The exercise » Transcribe all of the material exactly, except for its pictures.

━━━━

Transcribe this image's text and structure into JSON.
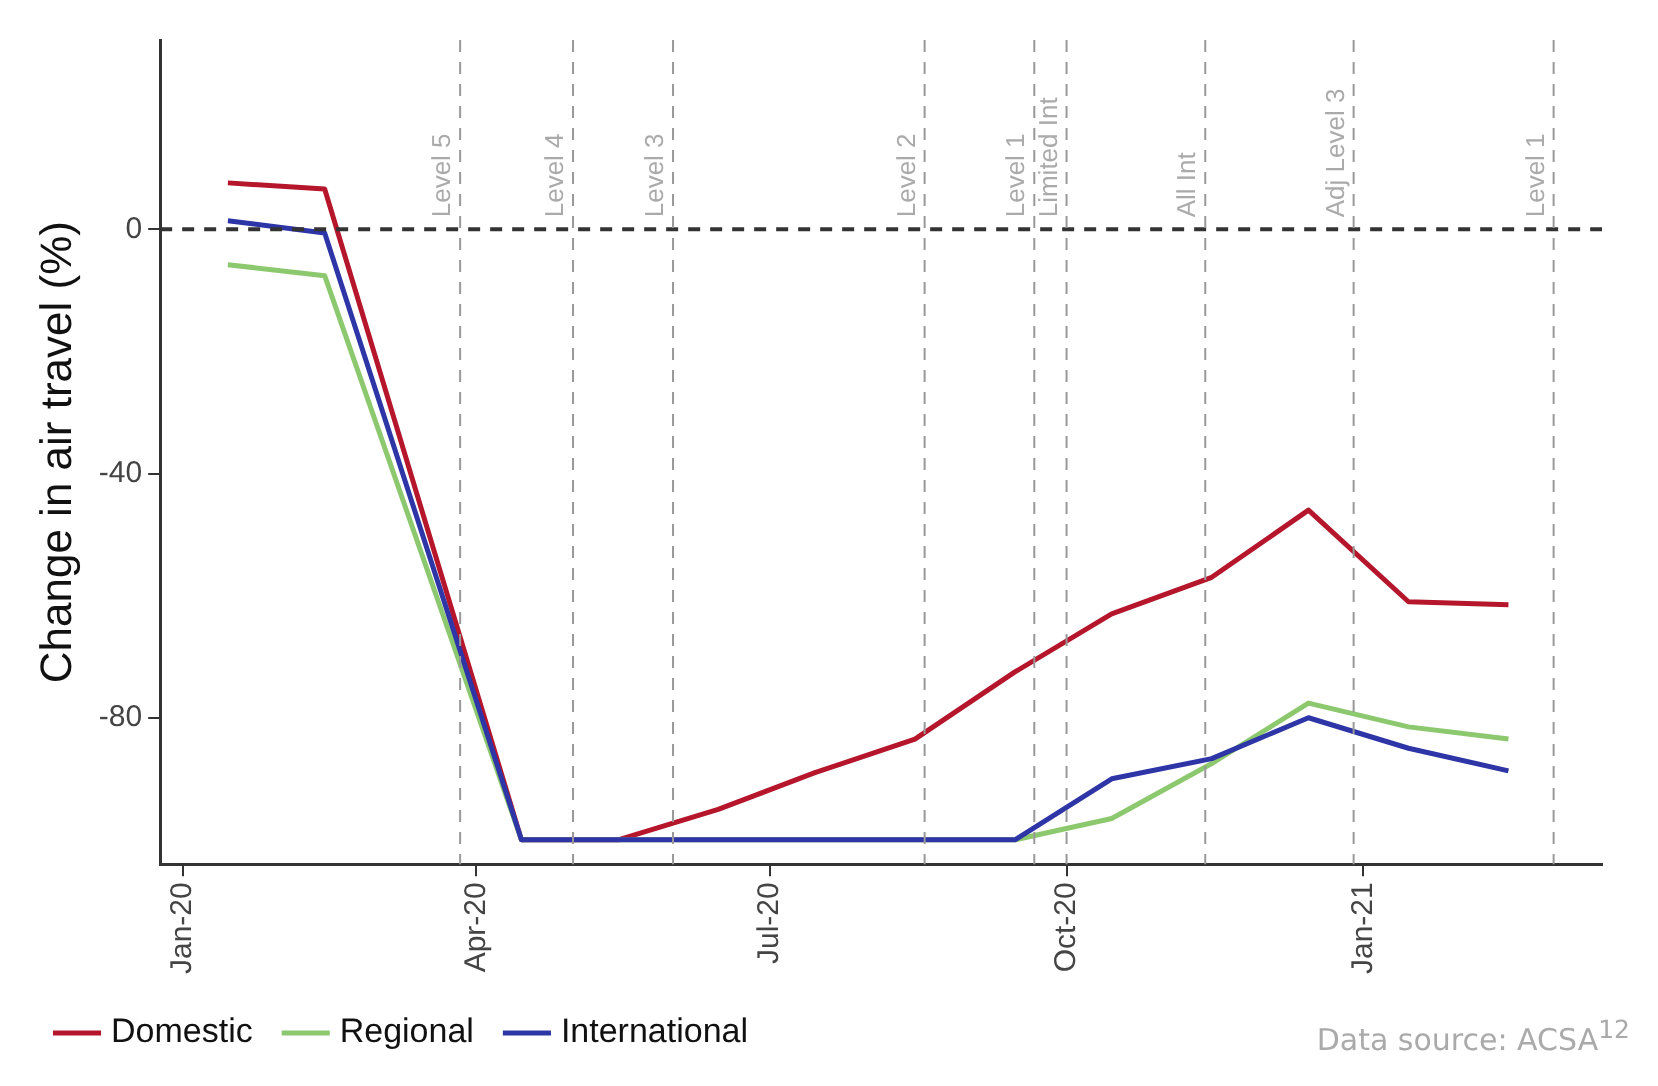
{
  "chart_data": {
    "type": "line",
    "ylabel": "Change in air travel (%)",
    "x": [
      "2020-01-15",
      "2020-02-14",
      "2020-04-15",
      "2020-05-15",
      "2020-06-15",
      "2020-07-15",
      "2020-08-15",
      "2020-09-15",
      "2020-10-15",
      "2020-11-15",
      "2020-12-15",
      "2021-01-15",
      "2021-02-15"
    ],
    "series": [
      {
        "name": "Domestic",
        "color": "#b5162b",
        "values": [
          7.6,
          6.6,
          -100,
          -100,
          -95,
          -89,
          -83.5,
          -72.5,
          -63,
          -57,
          -46,
          -61,
          -61.5
        ]
      },
      {
        "name": "Regional",
        "color": "#8cc86e",
        "values": [
          -5.8,
          -7.6,
          -100,
          -100,
          -100,
          -100,
          -100,
          -100,
          -96.5,
          -87.5,
          -77.6,
          -81.5,
          -83.5
        ]
      },
      {
        "name": "International",
        "color": "#2e35a6",
        "values": [
          1.4,
          -0.6,
          -100,
          -100,
          -100,
          -100,
          -100,
          -100,
          -90,
          -86.7,
          -80,
          -85,
          -88.7
        ]
      }
    ],
    "xlim": [
      "2019-12-25",
      "2021-03-16"
    ],
    "xticks": [
      {
        "value": "2020-01-01",
        "label": "Jan-20"
      },
      {
        "value": "2020-04-01",
        "label": "Apr-20"
      },
      {
        "value": "2020-07-01",
        "label": "Jul-20"
      },
      {
        "value": "2020-10-01",
        "label": "Oct-20"
      },
      {
        "value": "2021-01-01",
        "label": "Jan-21"
      }
    ],
    "ylim": [
      -104,
      31
    ],
    "yticks": [
      0,
      -40,
      -80
    ],
    "ref_lines": [
      {
        "axis": "y",
        "value": 0,
        "color": "#333333",
        "line_style": "dashed"
      },
      {
        "axis": "x",
        "value": "2020-03-27",
        "label": "Level 5",
        "color": "#999999",
        "line_style": "dashed"
      },
      {
        "axis": "x",
        "value": "2020-05-01",
        "label": "Level 4",
        "color": "#999999",
        "line_style": "dashed"
      },
      {
        "axis": "x",
        "value": "2020-06-01",
        "label": "Level 3",
        "color": "#999999",
        "line_style": "dashed"
      },
      {
        "axis": "x",
        "value": "2020-08-18",
        "label": "Level 2",
        "color": "#999999",
        "line_style": "dashed"
      },
      {
        "axis": "x",
        "value": "2020-09-21",
        "label": "Level 1",
        "color": "#999999",
        "line_style": "dashed"
      },
      {
        "axis": "x",
        "value": "2020-10-01",
        "label": "Limited Int",
        "color": "#999999",
        "line_style": "dashed"
      },
      {
        "axis": "x",
        "value": "2020-11-13",
        "label": "All Int",
        "color": "#999999",
        "line_style": "dashed"
      },
      {
        "axis": "x",
        "value": "2020-12-29",
        "label": "Adj Level 3",
        "color": "#999999",
        "line_style": "dashed"
      },
      {
        "axis": "x",
        "value": "2021-03-01",
        "label": "Level 1",
        "color": "#999999",
        "line_style": "dashed"
      }
    ],
    "annotations": [
      "Data source: ACSA$^{12}$"
    ],
    "grid": false,
    "legend": "bottom",
    "marker": "none",
    "line_style": "solid"
  }
}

━━━━

Written response »
Transcribe this image's text and structure into JSON.
{
  "chart_data": {
    "type": "line",
    "ylabel": "Change in air travel (%)",
    "x": [
      "2020-01-15",
      "2020-02-14",
      "2020-04-15",
      "2020-05-15",
      "2020-06-15",
      "2020-07-15",
      "2020-08-15",
      "2020-09-15",
      "2020-10-15",
      "2020-11-15",
      "2020-12-15",
      "2021-01-15",
      "2021-02-15"
    ],
    "series": [
      {
        "name": "Domestic",
        "color": "#b5162b",
        "values": [
          7.6,
          6.6,
          -100,
          -100,
          -95,
          -89,
          -83.5,
          -72.5,
          -63,
          -57,
          -46,
          -61,
          -61.5
        ]
      },
      {
        "name": "Regional",
        "color": "#8cc86e",
        "values": [
          -5.8,
          -7.6,
          -100,
          -100,
          -100,
          -100,
          -100,
          -100,
          -96.5,
          -87.5,
          -77.6,
          -81.5,
          -83.5
        ]
      },
      {
        "name": "International",
        "color": "#2e35a6",
        "values": [
          1.4,
          -0.6,
          -100,
          -100,
          -100,
          -100,
          -100,
          -100,
          -90,
          -86.7,
          -80,
          -85,
          -88.7
        ]
      }
    ],
    "xlim": [
      "2019-12-25",
      "2021-03-16"
    ],
    "xticks": [
      {
        "value": "2020-01-01",
        "label": "Jan-20"
      },
      {
        "value": "2020-04-01",
        "label": "Apr-20"
      },
      {
        "value": "2020-07-01",
        "label": "Jul-20"
      },
      {
        "value": "2020-10-01",
        "label": "Oct-20"
      },
      {
        "value": "2021-01-01",
        "label": "Jan-21"
      }
    ],
    "ylim": [
      -104,
      31
    ],
    "yticks": [
      0,
      -40,
      -80
    ],
    "ref_lines": [
      {
        "axis": "y",
        "value": 0,
        "color": "#333333",
        "line_style": "dashed"
      },
      {
        "axis": "x",
        "value": "2020-03-27",
        "label": "Level 5",
        "color": "#999999",
        "line_style": "dashed"
      },
      {
        "axis": "x",
        "value": "2020-05-01",
        "label": "Level 4",
        "color": "#999999",
        "line_style": "dashed"
      },
      {
        "axis": "x",
        "value": "2020-06-01",
        "label": "Level 3",
        "color": "#999999",
        "line_style": "dashed"
      },
      {
        "axis": "x",
        "value": "2020-08-18",
        "label": "Level 2",
        "color": "#999999",
        "line_style": "dashed"
      },
      {
        "axis": "x",
        "value": "2020-09-21",
        "label": "Level 1",
        "color": "#999999",
        "line_style": "dashed"
      },
      {
        "axis": "x",
        "value": "2020-10-01",
        "label": "Limited Int",
        "color": "#999999",
        "line_style": "dashed"
      },
      {
        "axis": "x",
        "value": "2020-11-13",
        "label": "All Int",
        "color": "#999999",
        "line_style": "dashed"
      },
      {
        "axis": "x",
        "value": "2020-12-29",
        "label": "Adj Level 3",
        "color": "#999999",
        "line_style": "dashed"
      },
      {
        "axis": "x",
        "value": "2021-03-01",
        "label": "Level 1",
        "color": "#999999",
        "line_style": "dashed"
      }
    ],
    "annotations": [
      "Data source: ACSA$^{12}$"
    ],
    "grid": false,
    "legend": "bottom",
    "marker": "none",
    "line_style": "solid"
  }
}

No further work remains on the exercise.